== PROBLEM DESCRIPTION ==
Can you transcribe every line exactly and leave the pictures behind?

== RECORDS TO USE ==
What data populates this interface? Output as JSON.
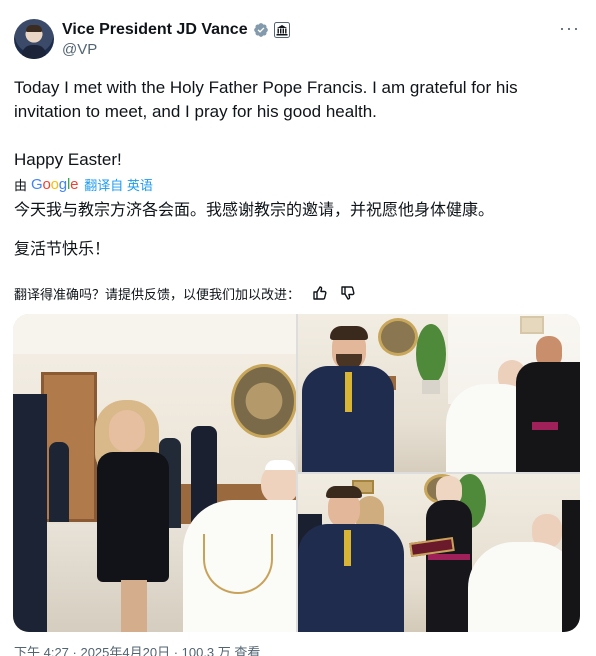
{
  "author": {
    "display_name": "Vice President JD Vance",
    "handle": "@VP",
    "avatar_icon": "avatar-photo",
    "verified_icon": "verified-badge-icon",
    "affiliation_icon": "government-building-icon"
  },
  "more_label": "···",
  "post": {
    "line1": "Today I met with the Holy Father Pope Francis. I am grateful for his invitation to meet, and I pray for his good health.",
    "line2": "Happy Easter!"
  },
  "translation": {
    "by_prefix": "由",
    "provider": "Google",
    "translated_from": "翻译自 英语",
    "text1": "今天我与教宗方济各会面。我感谢教宗的邀请，并祝愿他身体健康。",
    "text2": "复活节快乐！",
    "feedback_prompt": "翻译得准确吗？请提供反馈，以便我们加以改进：",
    "feedback_up_icon": "thumbs-up-icon",
    "feedback_down_icon": "thumbs-down-icon"
  },
  "media": {
    "photo_count": 3
  },
  "footer": {
    "partial_text": "下午 4:27 · 2025年4月20日 · 100.3 万 查看"
  },
  "colors": {
    "text": "#0f1419",
    "muted": "#536471",
    "link": "#1d9bf0",
    "verified_blue": "#1d9bf0",
    "google_blue": "#4285f4",
    "google_red": "#ea4335",
    "google_yellow": "#fbbc05",
    "google_green": "#34a853"
  }
}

== EXPECTED ANSWER ==
What data populates this interface? Output as JSON.
{
  "author": {
    "display_name": "Vice President JD Vance",
    "handle": "@VP",
    "avatar_icon": "avatar-photo",
    "verified_icon": "verified-badge-icon",
    "affiliation_icon": "government-building-icon"
  },
  "more_label": "···",
  "post": {
    "line1": "Today I met with the Holy Father Pope Francis. I am grateful for his invitation to meet, and I pray for his good health.",
    "line2": "Happy Easter!"
  },
  "translation": {
    "by_prefix": "由",
    "provider": "Google",
    "translated_from": "翻译自 英语",
    "text1": "今天我与教宗方济各会面。我感谢教宗的邀请，并祝愿他身体健康。",
    "text2": "复活节快乐！",
    "feedback_prompt": "翻译得准确吗？请提供反馈，以便我们加以改进：",
    "feedback_up_icon": "thumbs-up-icon",
    "feedback_down_icon": "thumbs-down-icon"
  },
  "media": {
    "photo_count": 3
  },
  "footer": {
    "partial_text": "下午 4:27 · 2025年4月20日 · 100.3 万 查看"
  },
  "colors": {
    "text": "#0f1419",
    "muted": "#536471",
    "link": "#1d9bf0",
    "verified_blue": "#1d9bf0",
    "google_blue": "#4285f4",
    "google_red": "#ea4335",
    "google_yellow": "#fbbc05",
    "google_green": "#34a853"
  }
}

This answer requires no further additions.